> _Source records_:
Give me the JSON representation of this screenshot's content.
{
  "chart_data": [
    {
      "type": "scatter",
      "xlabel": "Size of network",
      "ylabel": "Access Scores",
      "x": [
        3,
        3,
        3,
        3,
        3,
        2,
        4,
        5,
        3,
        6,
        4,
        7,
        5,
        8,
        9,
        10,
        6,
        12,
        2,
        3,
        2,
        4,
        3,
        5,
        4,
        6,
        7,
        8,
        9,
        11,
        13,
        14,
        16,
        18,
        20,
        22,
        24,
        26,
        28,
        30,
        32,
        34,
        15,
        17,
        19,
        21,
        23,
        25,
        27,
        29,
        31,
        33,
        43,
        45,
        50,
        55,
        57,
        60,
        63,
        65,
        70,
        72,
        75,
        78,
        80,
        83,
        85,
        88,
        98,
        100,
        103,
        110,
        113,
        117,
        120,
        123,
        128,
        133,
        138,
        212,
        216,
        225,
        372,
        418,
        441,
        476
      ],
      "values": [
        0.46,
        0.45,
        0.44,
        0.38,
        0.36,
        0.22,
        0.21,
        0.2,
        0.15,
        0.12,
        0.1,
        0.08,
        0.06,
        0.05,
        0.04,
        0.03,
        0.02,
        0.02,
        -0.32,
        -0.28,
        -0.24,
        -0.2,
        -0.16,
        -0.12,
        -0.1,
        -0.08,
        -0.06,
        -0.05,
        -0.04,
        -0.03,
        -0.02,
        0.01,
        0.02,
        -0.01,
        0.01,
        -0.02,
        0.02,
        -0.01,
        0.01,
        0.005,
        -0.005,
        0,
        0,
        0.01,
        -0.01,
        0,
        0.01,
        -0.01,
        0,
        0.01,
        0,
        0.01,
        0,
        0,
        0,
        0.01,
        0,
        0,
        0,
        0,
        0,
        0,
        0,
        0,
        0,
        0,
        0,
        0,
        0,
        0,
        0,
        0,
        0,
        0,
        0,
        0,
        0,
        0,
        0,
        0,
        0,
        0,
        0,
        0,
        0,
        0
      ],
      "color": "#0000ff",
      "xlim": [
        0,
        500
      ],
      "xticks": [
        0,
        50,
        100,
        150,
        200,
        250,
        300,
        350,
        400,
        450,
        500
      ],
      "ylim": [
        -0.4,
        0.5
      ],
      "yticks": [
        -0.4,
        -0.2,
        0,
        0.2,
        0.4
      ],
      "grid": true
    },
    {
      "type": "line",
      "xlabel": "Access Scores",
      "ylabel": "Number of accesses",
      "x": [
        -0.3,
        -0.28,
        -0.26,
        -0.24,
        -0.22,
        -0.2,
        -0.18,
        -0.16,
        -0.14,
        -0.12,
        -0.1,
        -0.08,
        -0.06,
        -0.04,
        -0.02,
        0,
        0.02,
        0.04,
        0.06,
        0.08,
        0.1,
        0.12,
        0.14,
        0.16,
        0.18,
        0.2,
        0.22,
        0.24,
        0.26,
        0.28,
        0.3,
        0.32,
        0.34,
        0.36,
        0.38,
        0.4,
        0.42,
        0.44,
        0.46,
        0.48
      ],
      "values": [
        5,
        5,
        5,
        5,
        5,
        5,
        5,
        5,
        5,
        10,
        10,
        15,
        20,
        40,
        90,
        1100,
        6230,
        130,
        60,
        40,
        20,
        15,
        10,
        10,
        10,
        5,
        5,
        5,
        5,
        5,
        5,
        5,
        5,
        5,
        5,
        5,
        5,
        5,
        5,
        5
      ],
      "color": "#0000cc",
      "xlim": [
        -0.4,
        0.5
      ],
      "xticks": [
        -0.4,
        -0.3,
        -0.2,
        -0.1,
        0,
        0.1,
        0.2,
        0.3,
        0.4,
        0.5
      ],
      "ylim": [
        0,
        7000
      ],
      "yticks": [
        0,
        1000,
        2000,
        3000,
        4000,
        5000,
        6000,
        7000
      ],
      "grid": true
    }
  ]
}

> _Exercise brief_: Repeat every entry exactly as written above.

> _Answer to this task_:
Give me the JSON representation of this screenshot's content.
{
  "chart_data": [
    {
      "type": "scatter",
      "xlabel": "Size of network",
      "ylabel": "Access Scores",
      "x": [
        3,
        3,
        3,
        3,
        3,
        2,
        4,
        5,
        3,
        6,
        4,
        7,
        5,
        8,
        9,
        10,
        6,
        12,
        2,
        3,
        2,
        4,
        3,
        5,
        4,
        6,
        7,
        8,
        9,
        11,
        13,
        14,
        16,
        18,
        20,
        22,
        24,
        26,
        28,
        30,
        32,
        34,
        15,
        17,
        19,
        21,
        23,
        25,
        27,
        29,
        31,
        33,
        43,
        45,
        50,
        55,
        57,
        60,
        63,
        65,
        70,
        72,
        75,
        78,
        80,
        83,
        85,
        88,
        98,
        100,
        103,
        110,
        113,
        117,
        120,
        123,
        128,
        133,
        138,
        212,
        216,
        225,
        372,
        418,
        441,
        476
      ],
      "values": [
        0.46,
        0.45,
        0.44,
        0.38,
        0.36,
        0.22,
        0.21,
        0.2,
        0.15,
        0.12,
        0.1,
        0.08,
        0.06,
        0.05,
        0.04,
        0.03,
        0.02,
        0.02,
        -0.32,
        -0.28,
        -0.24,
        -0.2,
        -0.16,
        -0.12,
        -0.1,
        -0.08,
        -0.06,
        -0.05,
        -0.04,
        -0.03,
        -0.02,
        0.01,
        0.02,
        -0.01,
        0.01,
        -0.02,
        0.02,
        -0.01,
        0.01,
        0.005,
        -0.005,
        0,
        0,
        0.01,
        -0.01,
        0,
        0.01,
        -0.01,
        0,
        0.01,
        0,
        0.01,
        0,
        0,
        0,
        0.01,
        0,
        0,
        0,
        0,
        0,
        0,
        0,
        0,
        0,
        0,
        0,
        0,
        0,
        0,
        0,
        0,
        0,
        0,
        0,
        0,
        0,
        0,
        0,
        0,
        0,
        0,
        0,
        0,
        0,
        0
      ],
      "color": "#0000ff",
      "xlim": [
        0,
        500
      ],
      "xticks": [
        0,
        50,
        100,
        150,
        200,
        250,
        300,
        350,
        400,
        450,
        500
      ],
      "ylim": [
        -0.4,
        0.5
      ],
      "yticks": [
        -0.4,
        -0.2,
        0,
        0.2,
        0.4
      ],
      "grid": true
    },
    {
      "type": "line",
      "xlabel": "Access Scores",
      "ylabel": "Number of accesses",
      "x": [
        -0.3,
        -0.28,
        -0.26,
        -0.24,
        -0.22,
        -0.2,
        -0.18,
        -0.16,
        -0.14,
        -0.12,
        -0.1,
        -0.08,
        -0.06,
        -0.04,
        -0.02,
        0,
        0.02,
        0.04,
        0.06,
        0.08,
        0.1,
        0.12,
        0.14,
        0.16,
        0.18,
        0.2,
        0.22,
        0.24,
        0.26,
        0.28,
        0.3,
        0.32,
        0.34,
        0.36,
        0.38,
        0.4,
        0.42,
        0.44,
        0.46,
        0.48
      ],
      "values": [
        5,
        5,
        5,
        5,
        5,
        5,
        5,
        5,
        5,
        10,
        10,
        15,
        20,
        40,
        90,
        1100,
        6230,
        130,
        60,
        40,
        20,
        15,
        10,
        10,
        10,
        5,
        5,
        5,
        5,
        5,
        5,
        5,
        5,
        5,
        5,
        5,
        5,
        5,
        5,
        5
      ],
      "color": "#0000cc",
      "xlim": [
        -0.4,
        0.5
      ],
      "xticks": [
        -0.4,
        -0.3,
        -0.2,
        -0.1,
        0,
        0.1,
        0.2,
        0.3,
        0.4,
        0.5
      ],
      "ylim": [
        0,
        7000
      ],
      "yticks": [
        0,
        1000,
        2000,
        3000,
        4000,
        5000,
        6000,
        7000
      ],
      "grid": true
    }
  ]
}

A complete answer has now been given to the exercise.